#### Task data:

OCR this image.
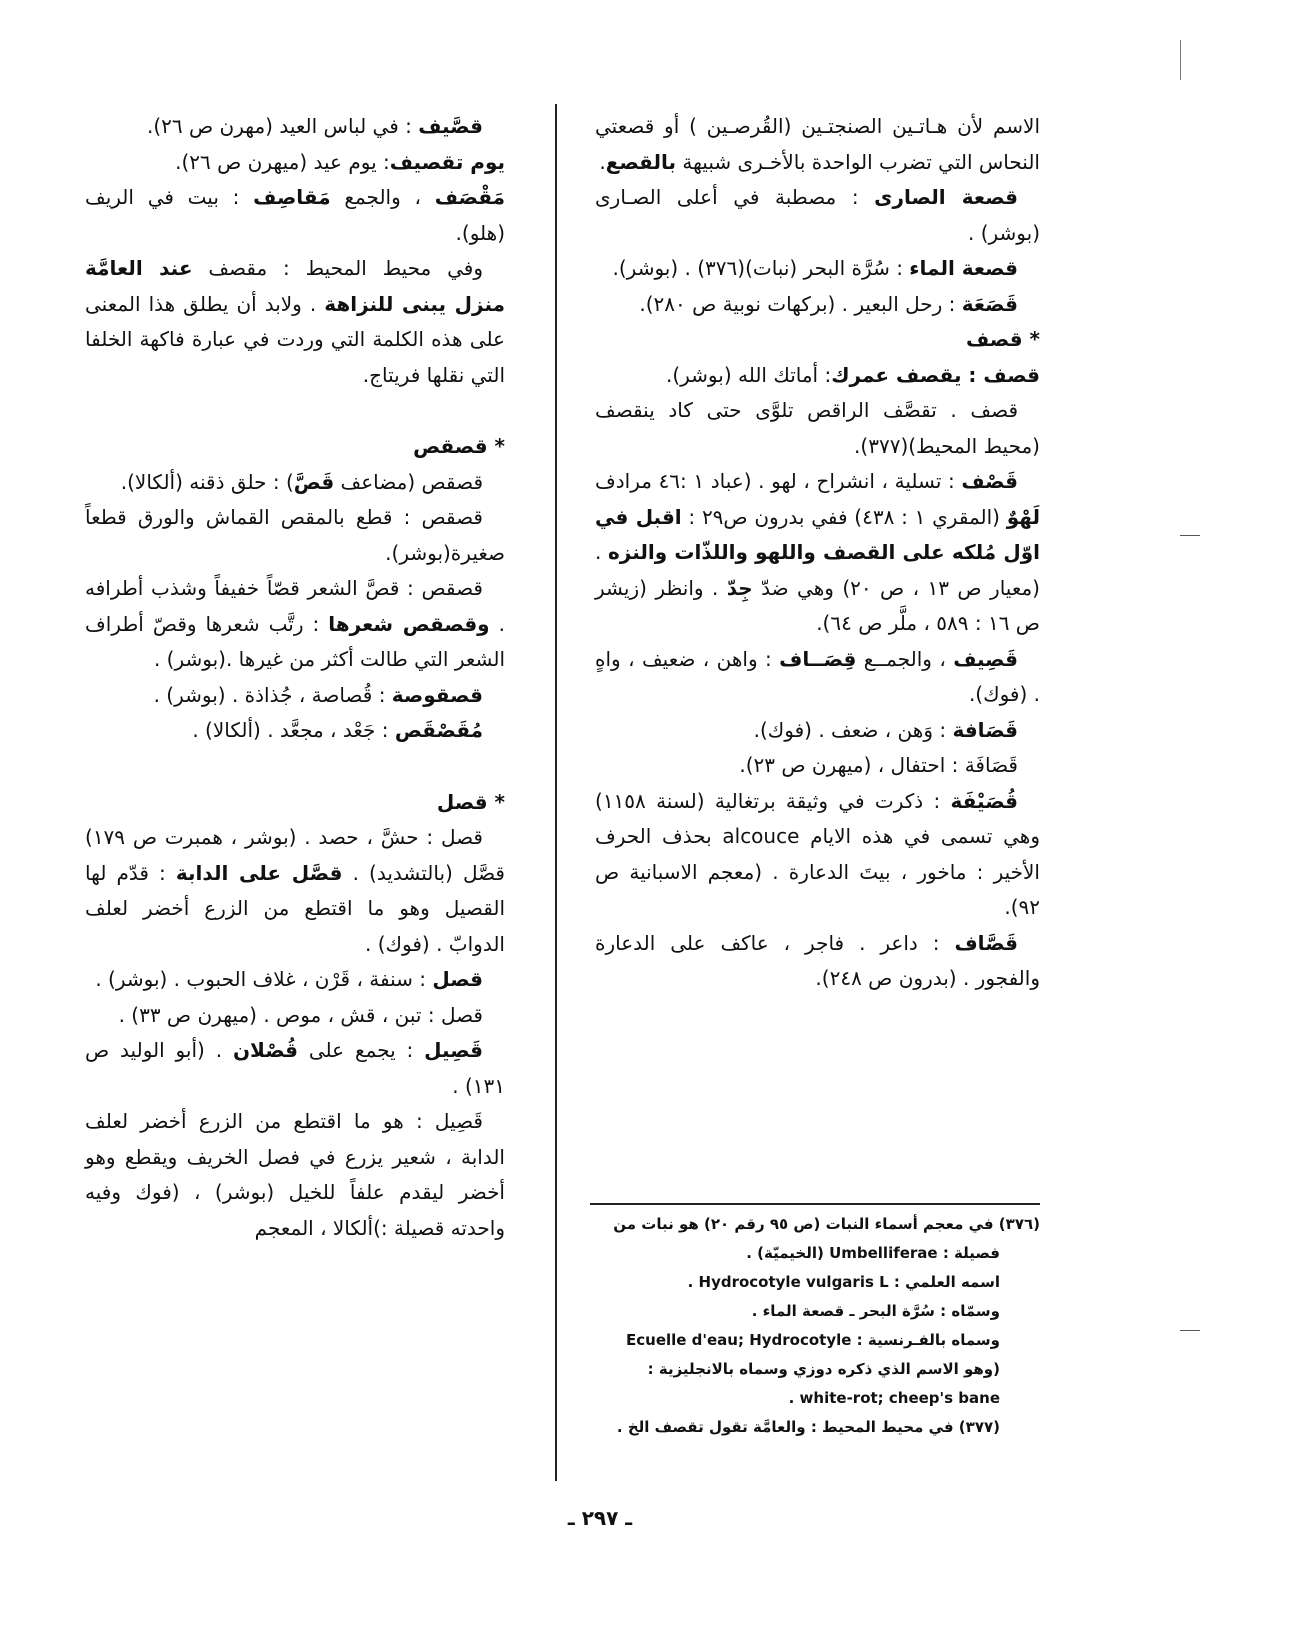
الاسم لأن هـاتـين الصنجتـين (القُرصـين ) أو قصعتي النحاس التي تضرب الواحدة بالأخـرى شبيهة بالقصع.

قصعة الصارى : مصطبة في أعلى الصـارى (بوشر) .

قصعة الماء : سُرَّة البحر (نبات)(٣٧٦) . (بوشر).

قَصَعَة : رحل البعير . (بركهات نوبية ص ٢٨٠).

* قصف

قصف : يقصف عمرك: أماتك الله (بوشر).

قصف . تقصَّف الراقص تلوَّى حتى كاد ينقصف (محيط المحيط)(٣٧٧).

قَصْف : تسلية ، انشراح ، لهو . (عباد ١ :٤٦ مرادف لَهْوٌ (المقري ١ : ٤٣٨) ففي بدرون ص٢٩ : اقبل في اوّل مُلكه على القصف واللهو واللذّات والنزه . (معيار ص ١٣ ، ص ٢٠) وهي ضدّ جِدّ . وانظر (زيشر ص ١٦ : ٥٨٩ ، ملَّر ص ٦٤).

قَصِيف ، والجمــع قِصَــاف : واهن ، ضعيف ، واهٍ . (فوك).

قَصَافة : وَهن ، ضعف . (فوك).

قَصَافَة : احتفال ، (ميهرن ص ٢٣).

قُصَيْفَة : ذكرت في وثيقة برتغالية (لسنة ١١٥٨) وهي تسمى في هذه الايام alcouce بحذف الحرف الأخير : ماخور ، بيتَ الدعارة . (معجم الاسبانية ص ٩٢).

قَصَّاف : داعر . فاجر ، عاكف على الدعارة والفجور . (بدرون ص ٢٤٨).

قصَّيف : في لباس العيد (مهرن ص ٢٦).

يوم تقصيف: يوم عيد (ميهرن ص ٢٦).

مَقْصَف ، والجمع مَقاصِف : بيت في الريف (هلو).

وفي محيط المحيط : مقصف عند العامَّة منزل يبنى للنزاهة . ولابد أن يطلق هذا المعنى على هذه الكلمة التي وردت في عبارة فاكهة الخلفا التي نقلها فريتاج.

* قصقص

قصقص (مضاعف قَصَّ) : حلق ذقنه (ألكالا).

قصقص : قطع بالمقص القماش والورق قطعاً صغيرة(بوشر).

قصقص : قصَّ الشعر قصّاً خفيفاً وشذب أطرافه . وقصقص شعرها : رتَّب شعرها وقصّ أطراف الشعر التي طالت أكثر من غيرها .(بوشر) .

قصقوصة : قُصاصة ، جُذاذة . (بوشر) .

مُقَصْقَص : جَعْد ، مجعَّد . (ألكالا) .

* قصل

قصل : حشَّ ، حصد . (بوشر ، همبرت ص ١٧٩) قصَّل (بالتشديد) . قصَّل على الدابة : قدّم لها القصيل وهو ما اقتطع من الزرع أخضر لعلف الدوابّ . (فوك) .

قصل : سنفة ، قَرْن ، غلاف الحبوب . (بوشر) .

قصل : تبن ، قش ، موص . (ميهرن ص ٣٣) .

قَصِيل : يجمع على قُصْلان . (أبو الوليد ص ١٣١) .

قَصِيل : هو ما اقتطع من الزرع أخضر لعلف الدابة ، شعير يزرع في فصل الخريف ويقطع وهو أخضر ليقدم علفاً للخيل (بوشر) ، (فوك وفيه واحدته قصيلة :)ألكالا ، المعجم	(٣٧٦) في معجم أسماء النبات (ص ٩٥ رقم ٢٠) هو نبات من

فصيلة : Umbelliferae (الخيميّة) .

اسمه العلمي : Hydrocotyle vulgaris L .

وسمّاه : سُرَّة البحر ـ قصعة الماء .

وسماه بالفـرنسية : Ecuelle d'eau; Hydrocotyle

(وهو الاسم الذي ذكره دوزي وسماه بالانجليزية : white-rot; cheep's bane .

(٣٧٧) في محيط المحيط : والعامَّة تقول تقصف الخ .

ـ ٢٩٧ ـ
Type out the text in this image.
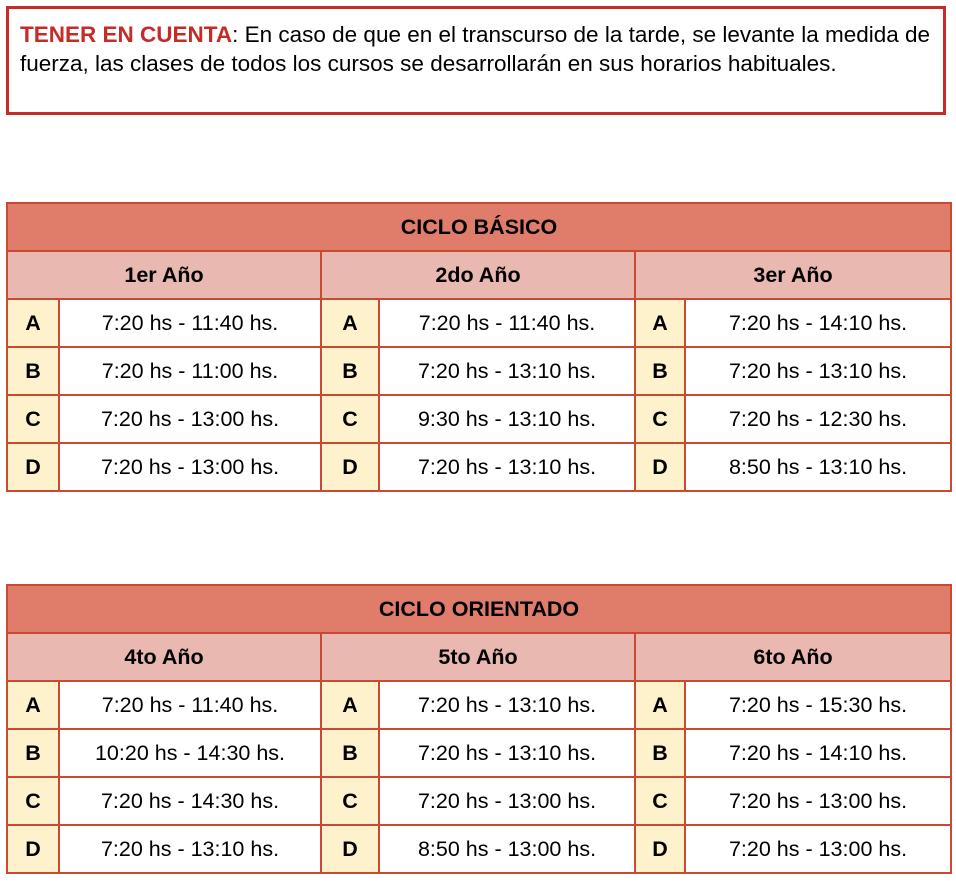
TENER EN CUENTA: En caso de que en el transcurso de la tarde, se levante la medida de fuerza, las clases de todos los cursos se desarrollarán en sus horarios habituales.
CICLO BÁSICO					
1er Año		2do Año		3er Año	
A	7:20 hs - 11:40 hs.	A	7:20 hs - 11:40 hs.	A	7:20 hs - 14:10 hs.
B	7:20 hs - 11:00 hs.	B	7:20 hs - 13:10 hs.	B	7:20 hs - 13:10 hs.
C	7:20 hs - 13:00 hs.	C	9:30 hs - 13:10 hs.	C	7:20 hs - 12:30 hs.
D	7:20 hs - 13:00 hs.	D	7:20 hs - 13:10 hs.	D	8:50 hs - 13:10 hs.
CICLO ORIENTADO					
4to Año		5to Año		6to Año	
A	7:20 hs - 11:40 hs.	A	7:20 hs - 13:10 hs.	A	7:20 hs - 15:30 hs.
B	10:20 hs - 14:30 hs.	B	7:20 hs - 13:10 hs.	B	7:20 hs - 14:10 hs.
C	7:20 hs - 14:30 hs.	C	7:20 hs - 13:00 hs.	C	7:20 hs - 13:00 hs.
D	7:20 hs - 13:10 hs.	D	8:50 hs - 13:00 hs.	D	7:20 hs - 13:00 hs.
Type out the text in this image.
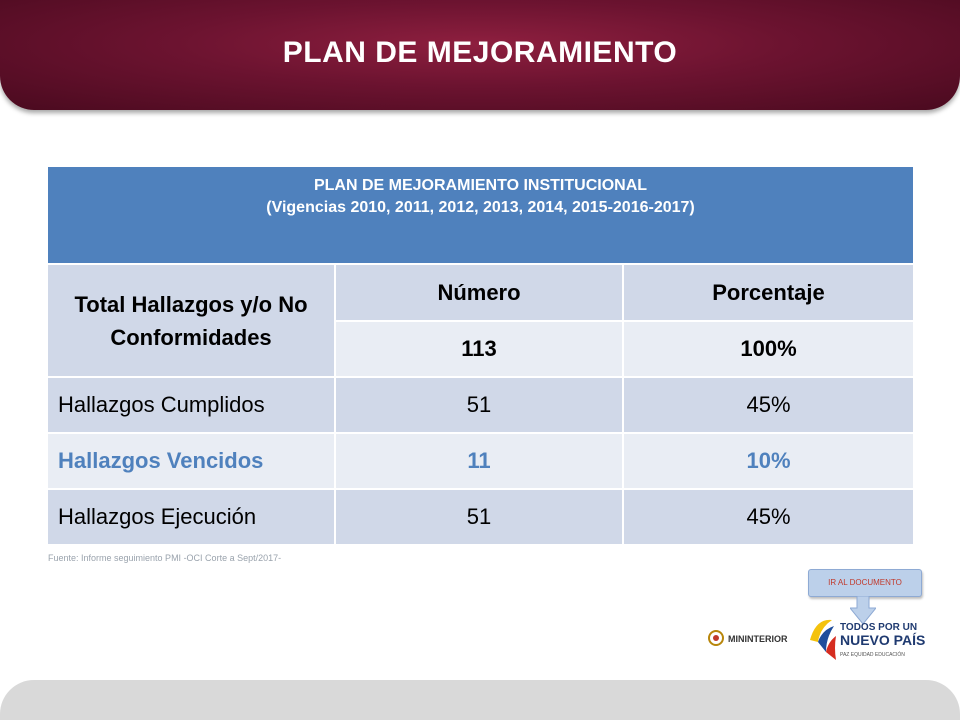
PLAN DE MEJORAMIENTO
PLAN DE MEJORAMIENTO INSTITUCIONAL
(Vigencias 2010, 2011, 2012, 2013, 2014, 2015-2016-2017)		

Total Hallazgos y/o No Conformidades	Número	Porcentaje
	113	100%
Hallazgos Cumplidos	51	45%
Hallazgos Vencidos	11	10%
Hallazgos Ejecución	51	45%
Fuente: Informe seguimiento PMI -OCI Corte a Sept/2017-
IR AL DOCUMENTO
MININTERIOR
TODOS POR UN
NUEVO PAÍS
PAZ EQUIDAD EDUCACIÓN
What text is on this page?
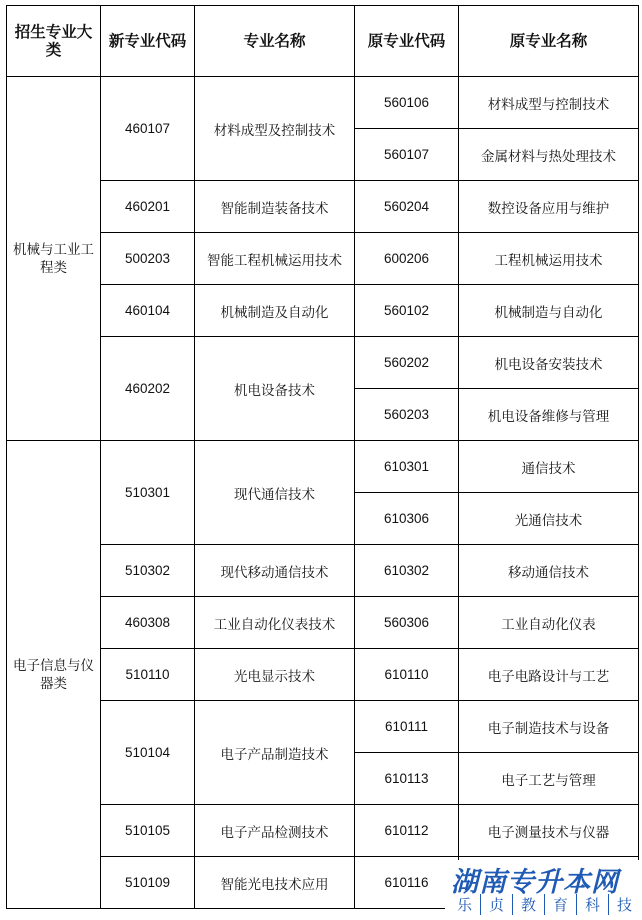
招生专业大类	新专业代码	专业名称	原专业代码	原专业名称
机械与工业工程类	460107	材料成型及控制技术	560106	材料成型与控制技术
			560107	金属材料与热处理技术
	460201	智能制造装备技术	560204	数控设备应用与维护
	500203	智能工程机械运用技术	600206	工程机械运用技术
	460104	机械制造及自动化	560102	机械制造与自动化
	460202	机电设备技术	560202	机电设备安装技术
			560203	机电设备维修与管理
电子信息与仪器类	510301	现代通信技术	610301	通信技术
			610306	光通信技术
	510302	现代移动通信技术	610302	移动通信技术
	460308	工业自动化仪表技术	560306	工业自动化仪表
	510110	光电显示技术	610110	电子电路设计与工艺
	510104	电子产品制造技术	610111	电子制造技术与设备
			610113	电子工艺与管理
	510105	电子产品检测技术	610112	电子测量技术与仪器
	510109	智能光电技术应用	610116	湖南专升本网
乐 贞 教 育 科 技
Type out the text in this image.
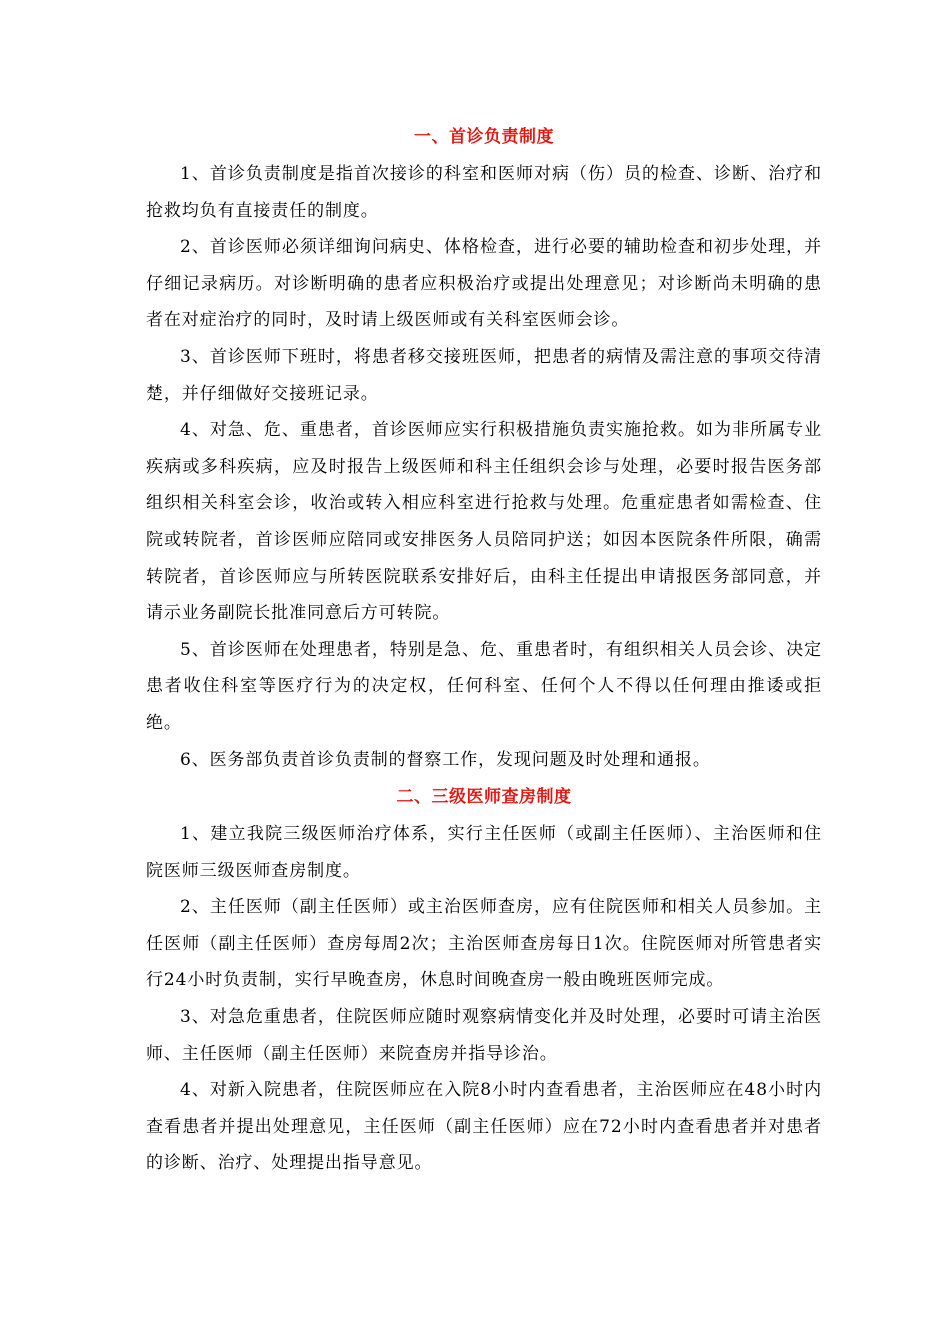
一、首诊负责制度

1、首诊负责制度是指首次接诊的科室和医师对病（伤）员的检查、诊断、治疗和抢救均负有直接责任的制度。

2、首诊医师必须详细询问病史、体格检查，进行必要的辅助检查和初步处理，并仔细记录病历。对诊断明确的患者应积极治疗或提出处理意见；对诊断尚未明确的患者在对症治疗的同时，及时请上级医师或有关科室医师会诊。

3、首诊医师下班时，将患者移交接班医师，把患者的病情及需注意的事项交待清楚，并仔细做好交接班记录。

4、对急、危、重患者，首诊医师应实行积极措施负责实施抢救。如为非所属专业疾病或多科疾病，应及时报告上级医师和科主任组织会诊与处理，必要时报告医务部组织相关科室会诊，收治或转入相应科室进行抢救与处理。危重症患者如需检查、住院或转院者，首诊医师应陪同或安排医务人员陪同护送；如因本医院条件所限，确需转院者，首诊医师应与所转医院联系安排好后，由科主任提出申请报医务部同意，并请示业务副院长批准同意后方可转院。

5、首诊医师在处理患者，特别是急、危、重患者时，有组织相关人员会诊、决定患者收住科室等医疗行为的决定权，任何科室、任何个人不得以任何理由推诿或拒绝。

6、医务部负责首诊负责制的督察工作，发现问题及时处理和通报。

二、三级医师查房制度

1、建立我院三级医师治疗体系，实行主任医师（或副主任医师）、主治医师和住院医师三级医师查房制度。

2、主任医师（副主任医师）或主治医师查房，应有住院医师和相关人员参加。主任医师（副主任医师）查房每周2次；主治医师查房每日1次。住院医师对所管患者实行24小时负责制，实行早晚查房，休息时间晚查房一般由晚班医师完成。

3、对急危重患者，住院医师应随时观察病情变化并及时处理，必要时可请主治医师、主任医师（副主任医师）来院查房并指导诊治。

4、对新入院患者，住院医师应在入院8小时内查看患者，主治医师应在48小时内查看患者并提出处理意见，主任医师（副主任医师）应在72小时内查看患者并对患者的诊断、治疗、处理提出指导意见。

#### Problem description:
Give only the number of lines in the material above that hold the word "التي".

#### Output for this exercise:
3